» **ВАШЕ ЗАДАНИЕ**:
Продолжите текст о предновогодних размышлениях и скором отъезде из мертвого города, начав сразу после его последнего предложения.

Забронила сегодня нам столик на НГ и подумала. А ведь он делает все возможное, чтобы удержать меня, так тонко и так безнадёжно. Он тот, кто должен будет меня кенотафнуть, и тот, кто должен будет дать имя той, что родится. Он тот, кто должен будет сперва крепко обняв меня и защитив, отпустить с этой защитой дальше в дорогу. На самом деле защитить то самое хрупкое внутри, что живо, может только тот, кто действительно близок. И так становится спокойно и тоскливо одновременно. Вот я и пришла к той самой тишине, которой не понимала раньше. В которой могут существовать любовь без обладания и свобода без одиночества. Пожалуй, из всего, это главное, чему я у него научилась. Прокачивать связь настолько, что несмотря на такие расстояния, слышишь мысли с точностью до фраз.
* * *
Я засыпаю под музыку Макса Рихтера. Мне снится наш дом в снегу. Я думаю о том, как я тебя впервые встречу. Где это будет. На мосту, как в моем видении? Когда в сполохах белого света ты идешь ко мне, улыбаясь, и я замираю. Потому что непонятно как, но с первого взгляда узнаю тебя. Или как-нибудь банально на выставке, в кафе, в парадной концертного зала? Я не могу этого знать. Но я почему-то точно уверена, что сразу узнаю тебя. Ничего примечательного. Просто когда в мертвом городе идет снег, он ослепляет и очищает меня о боли также как ты, когда приходишь в видения.
Женщина, которая хотела бы быть моей, смотрит на меня внимательно и замолкает грустно, когда я предупреждаю о том, что скоро предстоит попрощаться. Она не так хорошо знает меня, но уже не хочет отпускать. Мужчина, в которого я не смогла бы влюбиться, но уже люблю, пока ещё ничего подозревает. И хорошо, ведь он тоже стал бы удерживать меня. Но не смог бы. Единственный человек, который мог бы сказать: "будь со мной", скорее всего никогда этого не сделает, хотя я бы осталась. Потому что навсегда уехать отсюда - это не просто покинуть мертвый город, это покинуть всё то, чем я была здесь и всех тех, кто знал меня когда-то. Остаться, быть с кем-то, кто остаётся в этом городе и этом времени - это оставить тонкую дорожку, тонкую связь между мной и мертвым городом, как с жизнью хоть и параллельной, но все же жизнью. читать дальше Я впускаю морозный воздух в комнату. Он заставляет дышать чаще. Ощущение приближающегося рождества. Помню, как училась любить Новый год, с его суматохой и удушливыми обязанностями. С этим его острым ощущением одиночества, когда сидишь за столом среди кучи людей, и кроет такая тоска о том, что среди них никого, с кем становилось бы тепло и защищенно, а главное, не чувствовалось бы это острое одиночество. Помню все те годы, когда понимаешь, что вот вроде и любишь кого-то, и он тебя вроде любит, но в НГ все равно кроет пониманием, что вы рядом, но не вместе. Что эти слова: "Будь со мной", решили бы всё, и не надо никаких громких выпадов, и не надо никаких признаний, вообще ничего не надо. Только эти слова сказанные в декабре, месяце, когда прошлый год умирает, и время постепенно рождает новый.

» **ИСХОДНЫЕ ДАННЫЕ**:

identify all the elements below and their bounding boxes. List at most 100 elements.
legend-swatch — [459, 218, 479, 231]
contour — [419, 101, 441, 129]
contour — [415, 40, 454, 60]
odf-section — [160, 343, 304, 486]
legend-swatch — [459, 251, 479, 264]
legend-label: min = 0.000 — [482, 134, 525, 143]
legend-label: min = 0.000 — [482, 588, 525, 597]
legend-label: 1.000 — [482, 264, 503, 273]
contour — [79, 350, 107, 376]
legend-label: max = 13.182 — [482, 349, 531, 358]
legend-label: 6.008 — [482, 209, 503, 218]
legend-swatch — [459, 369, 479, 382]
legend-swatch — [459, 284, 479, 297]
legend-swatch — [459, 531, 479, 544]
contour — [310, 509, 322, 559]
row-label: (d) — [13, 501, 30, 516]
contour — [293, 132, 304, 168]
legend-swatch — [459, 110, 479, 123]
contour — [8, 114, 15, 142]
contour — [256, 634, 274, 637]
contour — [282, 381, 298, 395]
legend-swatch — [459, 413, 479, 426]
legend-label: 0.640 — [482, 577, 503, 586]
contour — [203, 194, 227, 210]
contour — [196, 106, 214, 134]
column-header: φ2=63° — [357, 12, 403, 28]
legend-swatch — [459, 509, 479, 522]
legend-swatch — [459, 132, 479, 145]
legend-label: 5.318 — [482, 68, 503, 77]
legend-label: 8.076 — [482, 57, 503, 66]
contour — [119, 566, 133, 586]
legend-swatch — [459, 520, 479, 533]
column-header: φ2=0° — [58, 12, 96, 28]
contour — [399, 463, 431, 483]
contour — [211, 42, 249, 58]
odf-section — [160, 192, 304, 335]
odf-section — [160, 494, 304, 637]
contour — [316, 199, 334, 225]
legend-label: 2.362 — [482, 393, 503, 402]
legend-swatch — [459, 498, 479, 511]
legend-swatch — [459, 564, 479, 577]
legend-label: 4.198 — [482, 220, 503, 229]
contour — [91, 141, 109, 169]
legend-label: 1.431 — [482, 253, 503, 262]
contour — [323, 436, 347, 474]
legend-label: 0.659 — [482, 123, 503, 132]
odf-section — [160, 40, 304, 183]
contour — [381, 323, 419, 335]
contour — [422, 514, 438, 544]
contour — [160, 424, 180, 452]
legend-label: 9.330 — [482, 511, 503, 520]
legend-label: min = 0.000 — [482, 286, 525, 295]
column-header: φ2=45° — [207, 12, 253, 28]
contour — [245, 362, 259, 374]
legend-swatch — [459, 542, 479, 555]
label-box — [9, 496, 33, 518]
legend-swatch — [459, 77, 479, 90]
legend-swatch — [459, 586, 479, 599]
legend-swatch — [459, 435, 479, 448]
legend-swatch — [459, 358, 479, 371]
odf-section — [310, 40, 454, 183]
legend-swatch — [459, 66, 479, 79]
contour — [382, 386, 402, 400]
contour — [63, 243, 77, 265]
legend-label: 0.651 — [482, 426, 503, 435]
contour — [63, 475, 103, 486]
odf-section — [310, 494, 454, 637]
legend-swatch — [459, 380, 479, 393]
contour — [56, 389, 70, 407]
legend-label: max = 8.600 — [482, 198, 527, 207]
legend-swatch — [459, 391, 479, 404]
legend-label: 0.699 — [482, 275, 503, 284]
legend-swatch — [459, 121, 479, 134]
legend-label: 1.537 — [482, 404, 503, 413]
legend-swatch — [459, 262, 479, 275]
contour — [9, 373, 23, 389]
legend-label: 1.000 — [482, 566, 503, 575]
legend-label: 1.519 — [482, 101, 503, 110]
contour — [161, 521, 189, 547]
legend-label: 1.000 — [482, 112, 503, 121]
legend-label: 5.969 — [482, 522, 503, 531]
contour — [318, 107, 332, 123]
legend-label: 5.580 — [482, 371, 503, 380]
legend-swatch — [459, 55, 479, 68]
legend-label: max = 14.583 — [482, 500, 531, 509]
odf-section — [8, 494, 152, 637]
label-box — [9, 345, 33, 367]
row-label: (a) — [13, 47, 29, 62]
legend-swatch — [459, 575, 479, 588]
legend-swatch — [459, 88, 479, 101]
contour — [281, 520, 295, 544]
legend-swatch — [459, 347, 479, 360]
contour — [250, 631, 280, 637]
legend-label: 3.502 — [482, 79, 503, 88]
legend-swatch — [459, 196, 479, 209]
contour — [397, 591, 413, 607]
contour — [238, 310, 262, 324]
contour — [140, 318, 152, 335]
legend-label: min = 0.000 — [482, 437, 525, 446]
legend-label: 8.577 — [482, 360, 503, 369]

» **ОТВЕТ К ЗАДАНИЮ**:
Помню НГ под Выборгом, когда я ночевала в комнате, где кровать стояла рядом с окном в пол, и можно было лежать в темноте, смотря на черное зимнее небо с вкраплениями звезд. Смотрела как плывут колючие белые облака и верила, что однажды, я буду смотреть на это небо вот также, и чувствовать кого-то, кто шепчет мне на ухо: спи, когда мы проснемся будет новое солнце, новый вздох и новый шанс сделать все правильно. Спи. Я засыпала и просыпалась, от света луны и белого снега. Засыпала и просыпалась. Мне казалось, я вот-вот ухвачу кого-то за руку, переплету пальцы, но видение ускользало от меня и по-прежнему оставляло одну. В этом одиночестве никогда не было ничего болезненного, скорее просто щемящее, трогательное желание быть с кем-то, чьё стремление ко мне столь же сильно. С тех пор прошло пять лет, я по-прежнему верю - то видение сбудется.